━━━ ARTICLE ━━━
0

I'm inheriting from sklearn.ensemble import RandomForestClassifier, and I'm trying to print my new estimator:

class my_rf(RandomForestClassifier):
    def __str__(self):
        return "foo_" + RandomForestClassifier.__str__(self) 

gives foo_my_rf()

I also tried:

class my_rf(RandomForestClassifier):
    def __str__(self):
        return "foo_" + super(RandomForestClassifier, self).__str__() 

with the same result. expected is something pretty like sklearn default behaviour:

>>> a = RandomForestClassifier()
>>> print a
RandomForestClassifier(bootstrap=True, class_weight=None, criterion='gini',
        max_depth=None, max_features='auto', max_leaf_nodes=None,
        min_samples_leaf=1, min_samples_split=2,
        min_weight_fraction_leaf=0.0, n_estimators=10, n_jobs=1,
        oob_score=False, random_state=None, verbose=0,
        warm_start=False)
>>>

This is also the result when I use print a.__str__().

What am I missing? Thanks.

related to How do I change the string representation of a Python class?

Community
  • 1
  • 1
ihadanny
  • 4,377
  • 7
  • 45
  • 76
  • 2
    Evidently the parent class `__str__` implementation is the name of the class. You are calling it correctly. – jonrsharpe Apr 26 '16 at 08:29
  • @jonrsharpe - oops, edited the question to make clear what am I looking for. – ihadanny Apr 26 '16 at 08:36
  • Have you tried looking at the `__repr__` instead? – jonrsharpe Apr 26 '16 at 08:37
  • @jonrsharpe - yes, same result. I must be missing something with objects vs. classes, in python I always do :) – ihadanny Apr 26 '16 at 08:40
  • Not necessarily - does a base `RandomForestClassifier` give the result you're looking for when `str`/`repr`d? If not, you'll have to write it all yourself. – jonrsharpe Apr 26 '16 at 08:41
  • What does `str` produce if yo *don't* override `__str__` and what is your expected output to achieve? And what's the significance of the added code with the massive amount of parameters? – 5gon12eder Apr 26 '16 at 08:43
  • @5gon12eder - if I don't override, it's just `my_rf()`. If I use the `__str__` of the base `RandomForestClassifier` I get the nice representation with all the parameters, which is what I want – ihadanny Apr 26 '16 at 08:49
  • I see, I didn't realize the code you were showing was supposed to be *output*. I have edited your post to make this clearer. – 5gon12eder Apr 26 '16 at 08:59
  • 1
    Shouldn't it be `super(my_rf, self).__str__`? By specifying `super(RandomForestClassifier, self)`, you are effectively **skipping** `RandomForestClassifier`'s implementation of `__str__`. – user4815162342 Apr 26 '16 at 09:13

1 Answers1

0

In RandomForestClassifier both __repr__ and __str__ lookup the name of the class of the instance they are called from (self). You should directly reference the name of the superclass.
━━━ RECORD EXCERPTS ━━━
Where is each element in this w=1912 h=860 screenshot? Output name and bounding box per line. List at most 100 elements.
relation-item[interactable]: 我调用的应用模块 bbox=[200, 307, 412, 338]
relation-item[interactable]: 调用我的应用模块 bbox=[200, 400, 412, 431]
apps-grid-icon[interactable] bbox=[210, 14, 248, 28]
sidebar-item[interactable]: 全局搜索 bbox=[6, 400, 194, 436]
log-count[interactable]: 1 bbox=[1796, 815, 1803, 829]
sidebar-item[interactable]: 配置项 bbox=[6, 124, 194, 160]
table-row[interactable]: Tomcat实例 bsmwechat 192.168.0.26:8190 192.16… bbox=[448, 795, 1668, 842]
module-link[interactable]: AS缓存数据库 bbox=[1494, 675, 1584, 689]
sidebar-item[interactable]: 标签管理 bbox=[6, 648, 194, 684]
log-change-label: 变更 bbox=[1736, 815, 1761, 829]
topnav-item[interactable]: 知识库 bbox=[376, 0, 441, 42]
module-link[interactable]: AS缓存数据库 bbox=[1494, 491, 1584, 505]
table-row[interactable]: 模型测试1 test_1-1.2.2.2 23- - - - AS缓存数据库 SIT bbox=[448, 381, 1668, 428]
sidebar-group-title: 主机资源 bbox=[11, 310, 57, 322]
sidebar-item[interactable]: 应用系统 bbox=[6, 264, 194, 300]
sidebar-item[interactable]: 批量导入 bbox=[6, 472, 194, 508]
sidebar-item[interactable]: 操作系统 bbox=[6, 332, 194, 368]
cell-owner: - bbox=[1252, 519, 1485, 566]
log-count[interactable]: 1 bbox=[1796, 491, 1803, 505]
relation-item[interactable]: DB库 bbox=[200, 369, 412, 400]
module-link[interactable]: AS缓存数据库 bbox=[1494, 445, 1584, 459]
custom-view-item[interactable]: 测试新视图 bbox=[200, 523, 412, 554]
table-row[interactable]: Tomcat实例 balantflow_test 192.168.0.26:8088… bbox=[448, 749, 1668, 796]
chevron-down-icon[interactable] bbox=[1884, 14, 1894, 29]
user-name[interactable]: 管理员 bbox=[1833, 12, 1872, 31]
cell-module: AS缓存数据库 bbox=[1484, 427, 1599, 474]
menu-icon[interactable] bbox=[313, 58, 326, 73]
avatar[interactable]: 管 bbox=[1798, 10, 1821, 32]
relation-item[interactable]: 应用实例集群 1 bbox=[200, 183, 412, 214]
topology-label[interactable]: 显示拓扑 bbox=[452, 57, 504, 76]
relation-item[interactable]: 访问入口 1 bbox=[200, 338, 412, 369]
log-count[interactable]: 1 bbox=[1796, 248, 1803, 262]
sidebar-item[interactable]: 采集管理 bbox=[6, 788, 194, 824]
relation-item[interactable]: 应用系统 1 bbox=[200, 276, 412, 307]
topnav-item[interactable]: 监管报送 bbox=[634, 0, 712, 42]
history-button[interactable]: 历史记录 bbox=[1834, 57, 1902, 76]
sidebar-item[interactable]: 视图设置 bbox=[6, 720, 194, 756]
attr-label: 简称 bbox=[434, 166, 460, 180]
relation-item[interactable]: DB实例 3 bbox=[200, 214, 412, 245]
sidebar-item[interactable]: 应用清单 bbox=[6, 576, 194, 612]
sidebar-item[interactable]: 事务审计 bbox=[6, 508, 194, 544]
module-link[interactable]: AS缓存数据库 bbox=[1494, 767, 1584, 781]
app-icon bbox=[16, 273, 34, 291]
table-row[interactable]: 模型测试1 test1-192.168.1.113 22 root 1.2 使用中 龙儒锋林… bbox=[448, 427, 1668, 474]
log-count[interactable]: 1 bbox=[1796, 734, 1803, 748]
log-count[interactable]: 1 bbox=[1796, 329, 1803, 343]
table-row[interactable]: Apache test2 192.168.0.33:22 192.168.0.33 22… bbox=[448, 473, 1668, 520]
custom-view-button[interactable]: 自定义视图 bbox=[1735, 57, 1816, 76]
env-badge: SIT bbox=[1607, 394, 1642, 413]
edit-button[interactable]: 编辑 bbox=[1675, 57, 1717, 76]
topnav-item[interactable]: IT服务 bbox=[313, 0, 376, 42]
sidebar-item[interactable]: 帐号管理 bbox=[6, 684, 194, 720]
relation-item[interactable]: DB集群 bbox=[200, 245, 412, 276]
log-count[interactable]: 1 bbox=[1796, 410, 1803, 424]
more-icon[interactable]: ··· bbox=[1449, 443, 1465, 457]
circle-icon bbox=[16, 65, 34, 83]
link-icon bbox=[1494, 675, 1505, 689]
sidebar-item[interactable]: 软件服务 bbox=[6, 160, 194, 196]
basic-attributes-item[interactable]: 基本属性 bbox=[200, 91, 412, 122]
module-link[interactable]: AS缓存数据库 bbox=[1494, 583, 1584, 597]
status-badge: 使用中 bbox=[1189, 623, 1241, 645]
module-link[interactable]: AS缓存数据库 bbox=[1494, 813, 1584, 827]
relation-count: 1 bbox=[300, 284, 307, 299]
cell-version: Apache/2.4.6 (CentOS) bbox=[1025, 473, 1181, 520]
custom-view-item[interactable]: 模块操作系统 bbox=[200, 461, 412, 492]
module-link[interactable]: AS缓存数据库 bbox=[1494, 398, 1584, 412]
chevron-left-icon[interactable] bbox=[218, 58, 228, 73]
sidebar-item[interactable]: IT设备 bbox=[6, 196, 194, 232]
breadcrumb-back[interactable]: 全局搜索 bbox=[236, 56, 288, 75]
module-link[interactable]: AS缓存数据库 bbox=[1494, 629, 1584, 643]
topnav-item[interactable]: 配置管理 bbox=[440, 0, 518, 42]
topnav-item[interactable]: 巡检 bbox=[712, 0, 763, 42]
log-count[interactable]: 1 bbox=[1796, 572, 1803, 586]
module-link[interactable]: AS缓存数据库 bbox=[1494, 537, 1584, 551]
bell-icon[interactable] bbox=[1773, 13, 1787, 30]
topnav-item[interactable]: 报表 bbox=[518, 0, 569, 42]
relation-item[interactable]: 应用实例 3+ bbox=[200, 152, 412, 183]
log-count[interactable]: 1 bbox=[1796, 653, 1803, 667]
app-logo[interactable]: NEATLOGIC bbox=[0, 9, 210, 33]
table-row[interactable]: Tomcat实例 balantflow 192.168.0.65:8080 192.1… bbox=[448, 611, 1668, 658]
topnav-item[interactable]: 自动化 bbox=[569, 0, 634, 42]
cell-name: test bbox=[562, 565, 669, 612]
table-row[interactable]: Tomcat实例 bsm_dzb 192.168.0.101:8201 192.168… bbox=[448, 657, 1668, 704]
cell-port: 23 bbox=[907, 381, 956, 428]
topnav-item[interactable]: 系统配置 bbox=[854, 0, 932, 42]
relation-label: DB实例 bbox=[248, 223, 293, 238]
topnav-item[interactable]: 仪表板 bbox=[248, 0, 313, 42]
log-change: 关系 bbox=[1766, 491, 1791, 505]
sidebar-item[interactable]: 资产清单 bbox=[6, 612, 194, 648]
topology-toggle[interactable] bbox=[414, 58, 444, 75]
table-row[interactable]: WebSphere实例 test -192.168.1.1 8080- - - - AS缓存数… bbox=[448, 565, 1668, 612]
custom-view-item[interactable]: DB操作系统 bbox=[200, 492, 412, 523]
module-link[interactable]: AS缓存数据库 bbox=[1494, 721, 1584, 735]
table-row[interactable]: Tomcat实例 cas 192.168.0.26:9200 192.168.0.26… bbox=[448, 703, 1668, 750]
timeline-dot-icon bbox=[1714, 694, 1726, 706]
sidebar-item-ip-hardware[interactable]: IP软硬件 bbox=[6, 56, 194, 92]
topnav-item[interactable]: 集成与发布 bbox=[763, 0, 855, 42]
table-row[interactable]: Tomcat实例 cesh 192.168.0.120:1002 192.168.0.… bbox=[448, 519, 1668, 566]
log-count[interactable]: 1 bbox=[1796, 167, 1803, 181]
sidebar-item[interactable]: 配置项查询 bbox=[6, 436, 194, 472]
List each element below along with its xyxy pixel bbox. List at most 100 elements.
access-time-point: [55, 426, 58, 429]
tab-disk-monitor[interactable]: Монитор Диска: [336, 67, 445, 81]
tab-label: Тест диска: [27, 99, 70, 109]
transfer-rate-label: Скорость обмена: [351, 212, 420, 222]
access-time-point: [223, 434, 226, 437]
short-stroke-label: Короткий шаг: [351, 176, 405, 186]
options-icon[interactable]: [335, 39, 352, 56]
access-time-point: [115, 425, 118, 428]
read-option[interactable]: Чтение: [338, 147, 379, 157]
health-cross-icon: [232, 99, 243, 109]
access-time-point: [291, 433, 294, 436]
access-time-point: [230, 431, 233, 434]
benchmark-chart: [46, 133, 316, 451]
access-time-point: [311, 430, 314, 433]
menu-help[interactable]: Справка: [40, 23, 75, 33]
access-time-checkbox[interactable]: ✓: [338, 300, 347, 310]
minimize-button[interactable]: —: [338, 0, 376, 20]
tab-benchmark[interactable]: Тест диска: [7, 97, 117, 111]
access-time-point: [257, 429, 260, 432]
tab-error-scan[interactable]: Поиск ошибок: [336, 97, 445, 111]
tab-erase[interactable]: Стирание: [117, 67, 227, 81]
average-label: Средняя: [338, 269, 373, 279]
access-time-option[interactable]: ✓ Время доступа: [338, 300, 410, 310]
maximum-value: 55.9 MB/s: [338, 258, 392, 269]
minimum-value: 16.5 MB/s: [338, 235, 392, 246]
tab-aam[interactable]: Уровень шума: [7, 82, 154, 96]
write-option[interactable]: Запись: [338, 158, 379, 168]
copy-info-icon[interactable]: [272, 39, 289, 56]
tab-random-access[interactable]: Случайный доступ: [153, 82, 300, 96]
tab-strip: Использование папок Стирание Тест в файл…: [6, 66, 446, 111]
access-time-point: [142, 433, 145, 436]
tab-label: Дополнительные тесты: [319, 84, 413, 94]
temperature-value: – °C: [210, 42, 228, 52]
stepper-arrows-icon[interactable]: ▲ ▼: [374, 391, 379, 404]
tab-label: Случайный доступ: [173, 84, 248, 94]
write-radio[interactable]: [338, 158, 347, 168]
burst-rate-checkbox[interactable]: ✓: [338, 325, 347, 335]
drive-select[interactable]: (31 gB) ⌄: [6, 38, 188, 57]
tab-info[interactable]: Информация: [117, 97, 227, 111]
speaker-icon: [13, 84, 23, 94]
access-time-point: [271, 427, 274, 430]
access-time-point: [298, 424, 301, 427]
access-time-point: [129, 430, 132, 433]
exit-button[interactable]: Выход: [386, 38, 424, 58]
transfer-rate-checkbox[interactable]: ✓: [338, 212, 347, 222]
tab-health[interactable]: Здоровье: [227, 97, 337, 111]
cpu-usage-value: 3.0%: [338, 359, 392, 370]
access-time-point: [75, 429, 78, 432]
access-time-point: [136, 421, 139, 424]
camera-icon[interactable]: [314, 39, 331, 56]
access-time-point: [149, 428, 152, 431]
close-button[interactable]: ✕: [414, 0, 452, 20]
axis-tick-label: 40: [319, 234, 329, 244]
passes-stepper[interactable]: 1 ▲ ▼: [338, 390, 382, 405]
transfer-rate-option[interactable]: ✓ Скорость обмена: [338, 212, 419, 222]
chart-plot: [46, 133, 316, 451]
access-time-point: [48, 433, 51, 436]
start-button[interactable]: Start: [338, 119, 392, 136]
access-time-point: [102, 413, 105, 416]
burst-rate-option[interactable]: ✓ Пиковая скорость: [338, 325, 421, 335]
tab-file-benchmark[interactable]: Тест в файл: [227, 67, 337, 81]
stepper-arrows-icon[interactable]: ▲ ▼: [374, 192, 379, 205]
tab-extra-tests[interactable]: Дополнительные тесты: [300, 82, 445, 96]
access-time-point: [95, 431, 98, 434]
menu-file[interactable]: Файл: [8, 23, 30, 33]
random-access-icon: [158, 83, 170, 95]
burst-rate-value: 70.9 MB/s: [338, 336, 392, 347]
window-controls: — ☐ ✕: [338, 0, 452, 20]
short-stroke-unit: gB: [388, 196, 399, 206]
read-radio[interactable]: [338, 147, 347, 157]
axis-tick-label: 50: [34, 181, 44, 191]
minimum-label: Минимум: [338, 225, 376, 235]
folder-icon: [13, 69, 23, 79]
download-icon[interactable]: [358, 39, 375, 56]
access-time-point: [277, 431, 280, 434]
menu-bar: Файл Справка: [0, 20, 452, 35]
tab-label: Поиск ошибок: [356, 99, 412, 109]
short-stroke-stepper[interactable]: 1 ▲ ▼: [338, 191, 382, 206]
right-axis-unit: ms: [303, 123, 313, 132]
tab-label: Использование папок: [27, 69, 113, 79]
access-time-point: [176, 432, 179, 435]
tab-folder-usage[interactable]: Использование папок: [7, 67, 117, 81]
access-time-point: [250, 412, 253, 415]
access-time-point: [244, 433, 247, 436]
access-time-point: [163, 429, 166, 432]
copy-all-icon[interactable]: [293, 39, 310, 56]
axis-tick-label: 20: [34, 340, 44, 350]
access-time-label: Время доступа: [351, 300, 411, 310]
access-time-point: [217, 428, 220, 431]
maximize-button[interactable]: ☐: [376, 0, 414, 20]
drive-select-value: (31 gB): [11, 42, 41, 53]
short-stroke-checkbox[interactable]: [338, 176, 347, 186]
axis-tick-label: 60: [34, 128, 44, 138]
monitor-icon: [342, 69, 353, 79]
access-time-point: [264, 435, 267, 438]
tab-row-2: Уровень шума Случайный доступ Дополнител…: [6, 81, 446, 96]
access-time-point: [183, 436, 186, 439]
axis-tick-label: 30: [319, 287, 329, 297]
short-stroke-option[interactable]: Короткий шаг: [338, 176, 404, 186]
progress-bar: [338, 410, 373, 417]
━━━
*THE EXERCISE*
Pick up the forum thread about printing a RandomForestClassifier subclass and continue it from its last sentence.

*THE REPLY*
Update This is how you can get your desired output, though I don't get, why would you want something like that. There is a reason why RandomForestClassifier's __str__ and __repr__ return the actual name of a class. That way you can eval to restore the object. Anyway,

In [1]: from sklearn.ensemble import RandomForestClassifier
In [2]: class my_rf(RandomForestClassifier):
    def __str__(self):
        superclass_name = RandomForestClassifier.__name__
        return "foo_" + superclass_name + "(" + RandomForestClassifier.__str__(self).split("(", 1)[1]

In [3]: forest = my_rf()
In [4]: print forest
foo_RandomForestClassifier(bootstrap=True, class_weight=None, criterion='gini', max_depth=None,
   max_features='auto', max_leaf_nodes=None, min_samples_leaf=1,
   min_samples_split=2, min_weight_fraction_leaf=0.0, n_estimators=10,
   n_jobs=1, oob_score=False, random_state=None, verbose=0,
   warm_start=False)

Update 2 You get no parameters when you override __init__, because in the superclass __str__ and __repr__ are implemented to scan the list of arguments passed to __init__. You can clearly see it by running this code:

In [5]: class my_rf(RandomForestClassifier):
    def __init__(self, *args, **kwargs):
        RandomForestClassifier.__init__(self, *args, **kwargs)
    def __str__(self):
        superclass_name = RandomForestClassifier.__name__
        return "foo_" + superclass_name + "(" + RandomForestClassifier.__str__(self).split("(", 1)[1]
In [6]: forest = my_rf()
In [7]: print forest
...
RuntimeError: scikit-learn estimators should always specify their parameters in the signature of their __init__ (no varargs). <class '__main__.my_rf'> with constructor (<self>, *args, **kwargs) doesn't  follow this convention.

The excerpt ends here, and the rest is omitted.